## Begin

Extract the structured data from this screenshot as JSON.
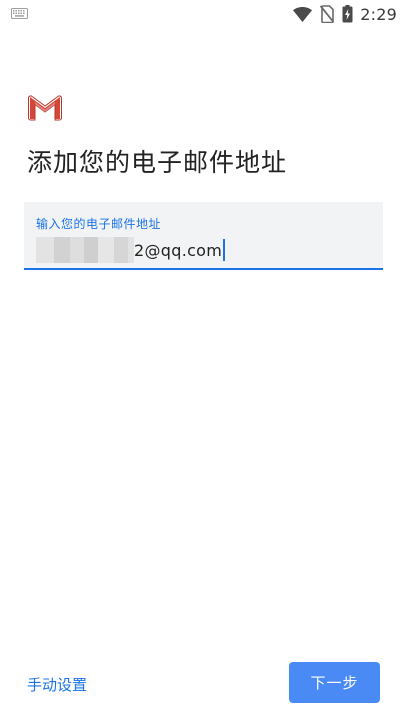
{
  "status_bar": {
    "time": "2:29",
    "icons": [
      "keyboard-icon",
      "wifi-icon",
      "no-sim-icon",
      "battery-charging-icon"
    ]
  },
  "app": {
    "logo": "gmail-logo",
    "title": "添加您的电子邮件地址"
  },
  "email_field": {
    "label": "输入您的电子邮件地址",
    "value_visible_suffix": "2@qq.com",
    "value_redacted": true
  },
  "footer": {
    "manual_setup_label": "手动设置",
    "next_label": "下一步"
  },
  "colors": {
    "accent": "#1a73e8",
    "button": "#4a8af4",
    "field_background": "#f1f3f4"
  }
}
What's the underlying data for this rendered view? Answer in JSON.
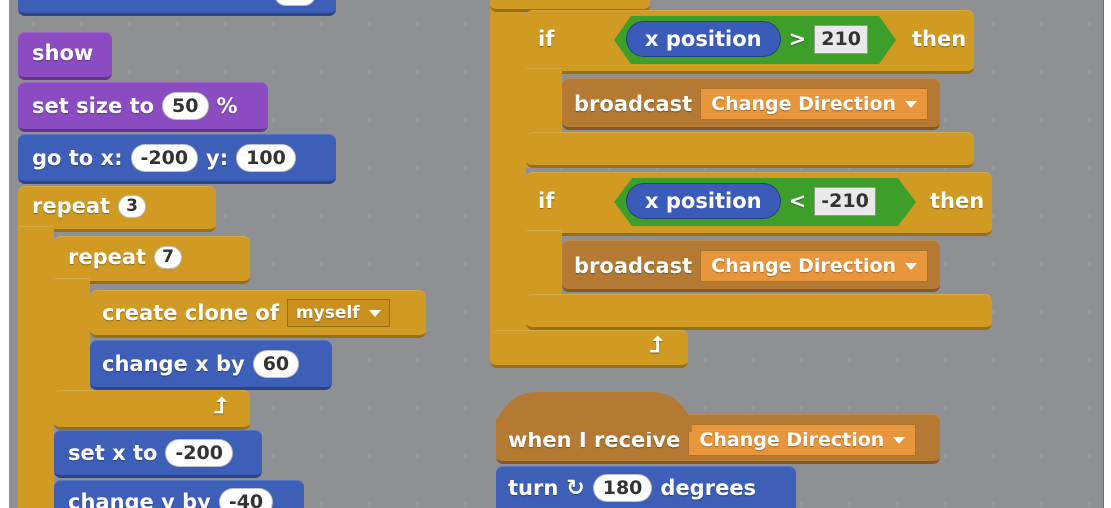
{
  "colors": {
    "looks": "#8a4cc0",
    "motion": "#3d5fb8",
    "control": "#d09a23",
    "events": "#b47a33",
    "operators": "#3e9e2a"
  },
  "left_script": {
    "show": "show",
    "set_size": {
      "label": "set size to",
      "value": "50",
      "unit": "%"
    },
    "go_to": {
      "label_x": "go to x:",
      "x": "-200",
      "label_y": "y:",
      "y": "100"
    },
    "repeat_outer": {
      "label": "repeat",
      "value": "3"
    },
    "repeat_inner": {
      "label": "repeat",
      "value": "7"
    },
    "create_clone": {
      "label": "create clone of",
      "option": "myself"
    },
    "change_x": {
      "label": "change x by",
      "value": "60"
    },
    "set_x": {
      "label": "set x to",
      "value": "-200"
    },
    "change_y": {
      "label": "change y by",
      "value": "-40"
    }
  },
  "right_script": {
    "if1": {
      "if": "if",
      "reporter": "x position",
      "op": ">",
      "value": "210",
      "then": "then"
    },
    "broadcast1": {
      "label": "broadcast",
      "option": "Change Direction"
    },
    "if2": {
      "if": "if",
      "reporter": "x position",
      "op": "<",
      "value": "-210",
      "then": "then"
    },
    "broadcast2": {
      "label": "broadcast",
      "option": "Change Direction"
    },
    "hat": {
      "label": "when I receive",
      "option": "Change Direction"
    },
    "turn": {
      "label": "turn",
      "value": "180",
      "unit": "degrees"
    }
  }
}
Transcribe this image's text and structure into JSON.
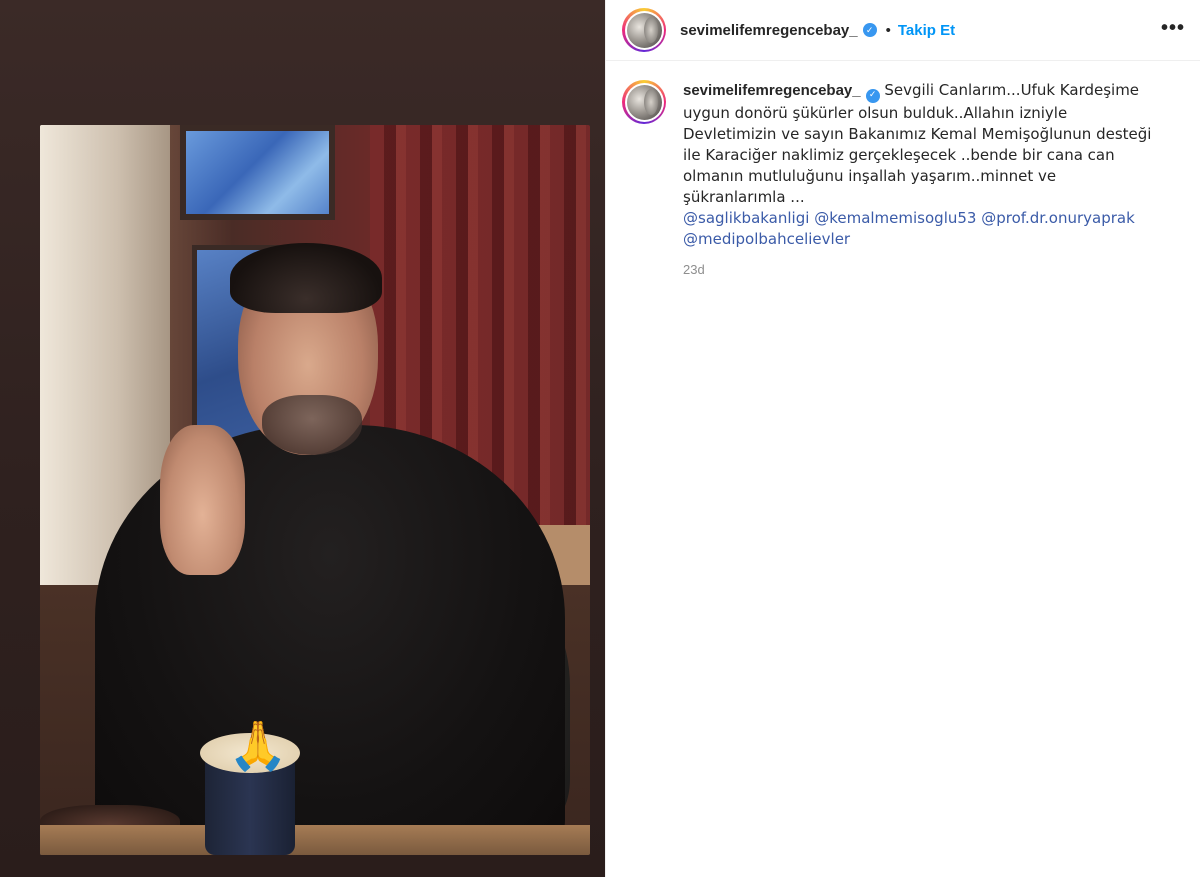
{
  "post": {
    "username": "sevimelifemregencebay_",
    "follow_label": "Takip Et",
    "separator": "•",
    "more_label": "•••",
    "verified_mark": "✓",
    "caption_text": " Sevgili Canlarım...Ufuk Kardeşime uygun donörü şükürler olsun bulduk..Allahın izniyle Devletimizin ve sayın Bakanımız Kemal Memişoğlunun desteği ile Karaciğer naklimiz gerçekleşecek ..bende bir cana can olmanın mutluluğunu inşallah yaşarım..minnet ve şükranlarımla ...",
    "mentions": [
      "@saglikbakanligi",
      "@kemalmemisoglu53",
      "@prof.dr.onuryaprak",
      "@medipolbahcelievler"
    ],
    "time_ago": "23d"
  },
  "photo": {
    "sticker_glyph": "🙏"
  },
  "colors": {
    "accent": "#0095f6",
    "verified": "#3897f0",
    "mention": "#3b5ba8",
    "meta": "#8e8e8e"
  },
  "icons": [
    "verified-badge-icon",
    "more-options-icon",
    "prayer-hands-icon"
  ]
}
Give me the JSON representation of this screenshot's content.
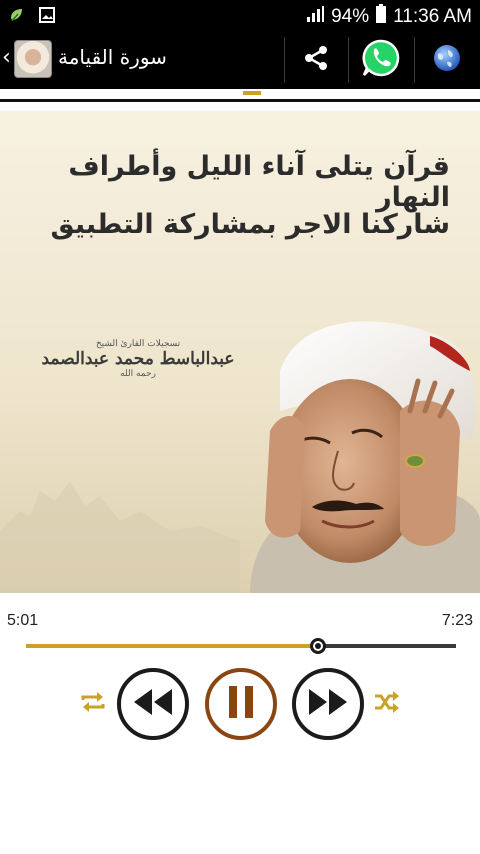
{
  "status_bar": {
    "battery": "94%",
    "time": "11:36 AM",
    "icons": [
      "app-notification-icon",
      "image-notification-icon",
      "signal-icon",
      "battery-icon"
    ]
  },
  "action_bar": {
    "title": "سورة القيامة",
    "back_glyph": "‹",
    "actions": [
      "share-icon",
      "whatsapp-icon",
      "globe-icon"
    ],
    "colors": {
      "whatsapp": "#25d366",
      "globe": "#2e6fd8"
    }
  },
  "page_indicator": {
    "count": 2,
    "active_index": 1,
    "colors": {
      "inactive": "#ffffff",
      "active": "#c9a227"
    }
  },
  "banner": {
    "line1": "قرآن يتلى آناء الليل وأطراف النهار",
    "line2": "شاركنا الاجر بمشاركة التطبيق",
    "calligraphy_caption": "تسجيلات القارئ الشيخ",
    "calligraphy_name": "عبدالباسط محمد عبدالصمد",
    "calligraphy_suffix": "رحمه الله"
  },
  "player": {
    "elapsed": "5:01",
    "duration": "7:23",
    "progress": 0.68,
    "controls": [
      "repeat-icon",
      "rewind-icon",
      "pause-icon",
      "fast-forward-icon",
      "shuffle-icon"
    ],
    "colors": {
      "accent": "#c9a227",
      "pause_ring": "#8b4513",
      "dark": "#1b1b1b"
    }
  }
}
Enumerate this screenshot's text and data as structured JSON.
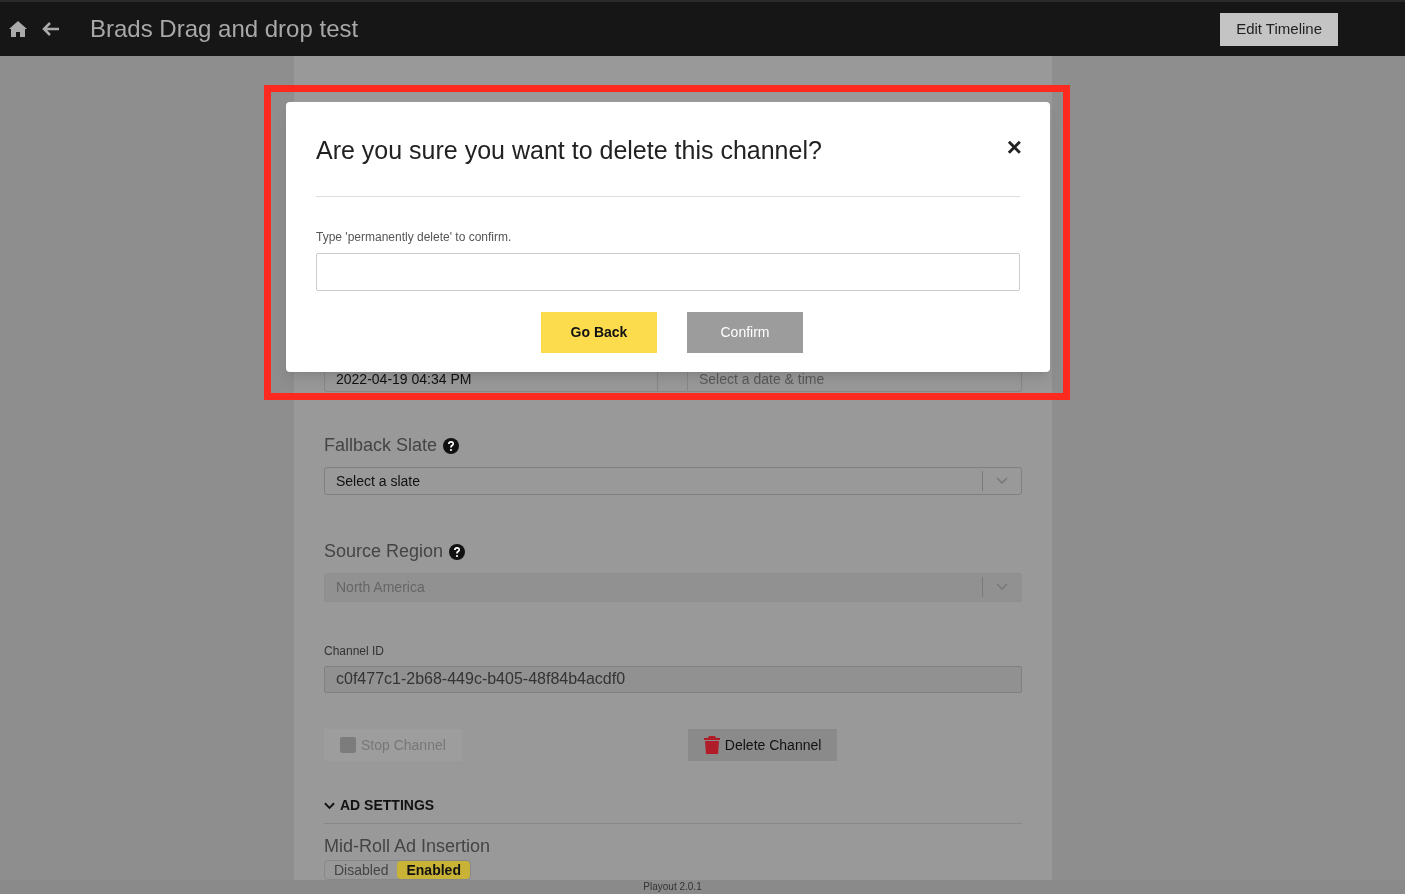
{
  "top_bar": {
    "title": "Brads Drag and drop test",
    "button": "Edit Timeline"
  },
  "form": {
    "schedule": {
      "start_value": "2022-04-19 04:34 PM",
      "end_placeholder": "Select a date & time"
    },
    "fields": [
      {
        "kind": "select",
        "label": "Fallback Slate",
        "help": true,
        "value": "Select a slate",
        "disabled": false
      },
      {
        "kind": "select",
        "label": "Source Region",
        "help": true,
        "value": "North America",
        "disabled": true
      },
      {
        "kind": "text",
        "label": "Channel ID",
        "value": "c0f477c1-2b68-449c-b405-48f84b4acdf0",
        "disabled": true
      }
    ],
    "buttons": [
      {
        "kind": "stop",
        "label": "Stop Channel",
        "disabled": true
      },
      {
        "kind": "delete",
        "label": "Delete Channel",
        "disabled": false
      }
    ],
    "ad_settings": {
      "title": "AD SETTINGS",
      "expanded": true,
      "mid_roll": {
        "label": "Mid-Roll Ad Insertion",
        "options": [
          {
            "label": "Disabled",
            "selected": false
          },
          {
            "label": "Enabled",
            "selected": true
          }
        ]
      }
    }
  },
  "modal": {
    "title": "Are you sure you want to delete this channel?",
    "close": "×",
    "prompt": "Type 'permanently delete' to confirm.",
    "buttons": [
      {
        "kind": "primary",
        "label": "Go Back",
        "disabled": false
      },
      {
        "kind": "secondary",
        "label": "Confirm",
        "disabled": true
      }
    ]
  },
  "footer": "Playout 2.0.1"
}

## End

• [WHAT YOU NEED TO DO]:
Give the number of lines where the string "title" occurs, without any further text.

• [EXERCISE RESULT]:
5